Exercise brief
Return each line of the records with nothing changed, pictures excepted.

──────── Entries shown ────────

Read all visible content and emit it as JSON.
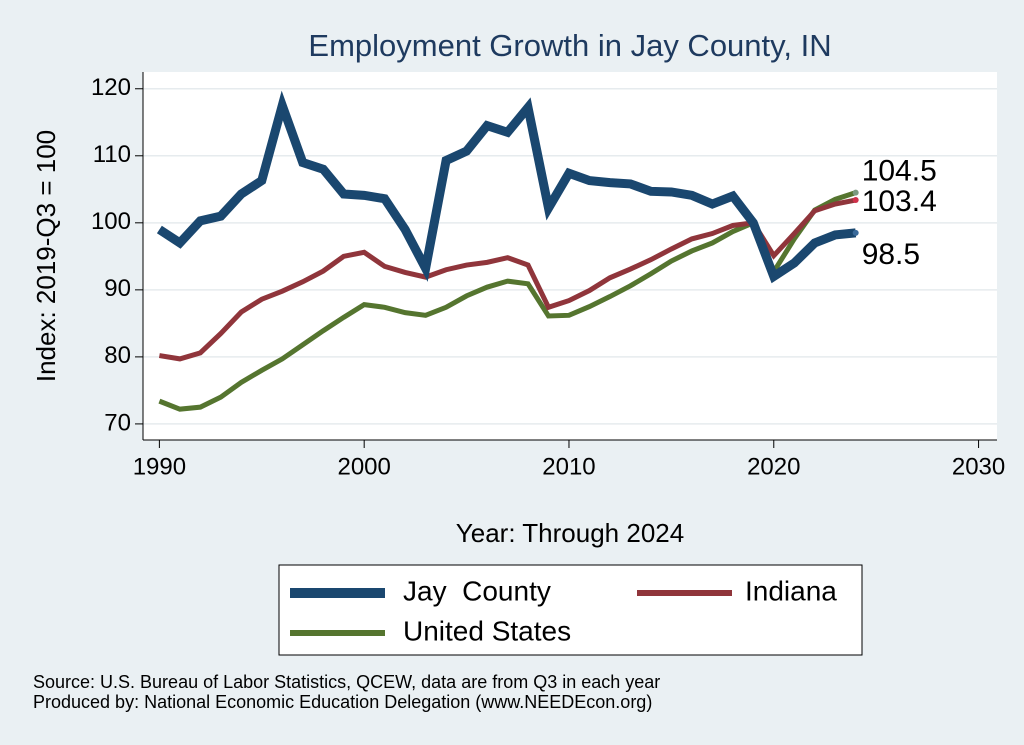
{
  "chart_data": {
    "type": "line",
    "title": "Employment Growth in Jay County, IN",
    "x_label": "Year: Through 2024",
    "y_label": "Index: 2019-Q3 = 100",
    "x": [
      1990,
      1991,
      1992,
      1993,
      1994,
      1995,
      1996,
      1997,
      1998,
      1999,
      2000,
      2001,
      2002,
      2003,
      2004,
      2005,
      2006,
      2007,
      2008,
      2009,
      2010,
      2011,
      2012,
      2013,
      2014,
      2015,
      2016,
      2017,
      2018,
      2019,
      2020,
      2021,
      2022,
      2023,
      2024
    ],
    "series": [
      {
        "name": "Jay  County",
        "color": "#1a476f",
        "values": [
          99,
          97,
          100.3,
          101,
          104.3,
          106.3,
          117.5,
          109,
          108,
          104.3,
          104.1,
          103.6,
          99,
          93.2,
          109.3,
          110.7,
          114.5,
          113.5,
          117.2,
          102.2,
          107.4,
          106.3,
          106,
          105.8,
          104.7,
          104.6,
          104.1,
          102.8,
          104,
          100,
          92,
          94,
          97,
          98.2,
          98.5
        ]
      },
      {
        "name": "Indiana",
        "color": "#90353b",
        "values": [
          80.2,
          79.7,
          80.6,
          83.5,
          86.7,
          88.6,
          89.8,
          91.2,
          92.8,
          95,
          95.6,
          93.5,
          92.6,
          91.9,
          93,
          93.7,
          94.1,
          94.8,
          93.7,
          87.4,
          88.4,
          89.9,
          91.8,
          93.1,
          94.5,
          96.1,
          97.6,
          98.4,
          99.6,
          100,
          95.1,
          98.4,
          101.8,
          102.8,
          103.4
        ]
      },
      {
        "name": "United States",
        "color": "#55752f",
        "values": [
          73.4,
          72.2,
          72.5,
          74,
          76.2,
          78,
          79.7,
          81.8,
          83.9,
          85.9,
          87.8,
          87.4,
          86.6,
          86.2,
          87.4,
          89.1,
          90.4,
          91.3,
          90.9,
          86.1,
          86.2,
          87.5,
          89,
          90.6,
          92.4,
          94.3,
          95.8,
          97,
          98.7,
          100,
          92.7,
          97.6,
          101.9,
          103.5,
          104.5
        ]
      }
    ],
    "xlim": [
      1989.2,
      2030.9
    ],
    "xticks": [
      1990,
      2000,
      2010,
      2020,
      2030
    ],
    "ylim": [
      67.6,
      122.5
    ],
    "yticks": [
      70,
      80,
      90,
      100,
      110,
      120
    ],
    "grid": true,
    "notes": [
      "Source: U.S. Bureau of Labor Statistics, QCEW, data are from Q3 in each year",
      "Produced by: National Economic Education Delegation (www.NEEDEcon.org)"
    ]
  }
}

────────

Completed task
Read all visible content and emit it as JSON.
{
  "chart_data": {
    "type": "line",
    "title": "Employment Growth in Jay County, IN",
    "x_label": "Year: Through 2024",
    "y_label": "Index: 2019-Q3 = 100",
    "x": [
      1990,
      1991,
      1992,
      1993,
      1994,
      1995,
      1996,
      1997,
      1998,
      1999,
      2000,
      2001,
      2002,
      2003,
      2004,
      2005,
      2006,
      2007,
      2008,
      2009,
      2010,
      2011,
      2012,
      2013,
      2014,
      2015,
      2016,
      2017,
      2018,
      2019,
      2020,
      2021,
      2022,
      2023,
      2024
    ],
    "series": [
      {
        "name": "Jay  County",
        "color": "#1a476f",
        "values": [
          99,
          97,
          100.3,
          101,
          104.3,
          106.3,
          117.5,
          109,
          108,
          104.3,
          104.1,
          103.6,
          99,
          93.2,
          109.3,
          110.7,
          114.5,
          113.5,
          117.2,
          102.2,
          107.4,
          106.3,
          106,
          105.8,
          104.7,
          104.6,
          104.1,
          102.8,
          104,
          100,
          92,
          94,
          97,
          98.2,
          98.5
        ]
      },
      {
        "name": "Indiana",
        "color": "#90353b",
        "values": [
          80.2,
          79.7,
          80.6,
          83.5,
          86.7,
          88.6,
          89.8,
          91.2,
          92.8,
          95,
          95.6,
          93.5,
          92.6,
          91.9,
          93,
          93.7,
          94.1,
          94.8,
          93.7,
          87.4,
          88.4,
          89.9,
          91.8,
          93.1,
          94.5,
          96.1,
          97.6,
          98.4,
          99.6,
          100,
          95.1,
          98.4,
          101.8,
          102.8,
          103.4
        ]
      },
      {
        "name": "United States",
        "color": "#55752f",
        "values": [
          73.4,
          72.2,
          72.5,
          74,
          76.2,
          78,
          79.7,
          81.8,
          83.9,
          85.9,
          87.8,
          87.4,
          86.6,
          86.2,
          87.4,
          89.1,
          90.4,
          91.3,
          90.9,
          86.1,
          86.2,
          87.5,
          89,
          90.6,
          92.4,
          94.3,
          95.8,
          97,
          98.7,
          100,
          92.7,
          97.6,
          101.9,
          103.5,
          104.5
        ]
      }
    ],
    "xlim": [
      1989.2,
      2030.9
    ],
    "xticks": [
      1990,
      2000,
      2010,
      2020,
      2030
    ],
    "ylim": [
      67.6,
      122.5
    ],
    "yticks": [
      70,
      80,
      90,
      100,
      110,
      120
    ],
    "grid": true,
    "notes": [
      "Source: U.S. Bureau of Labor Statistics, QCEW, data are from Q3 in each year",
      "Produced by: National Economic Education Delegation (www.NEEDEcon.org)"
    ]
  }
}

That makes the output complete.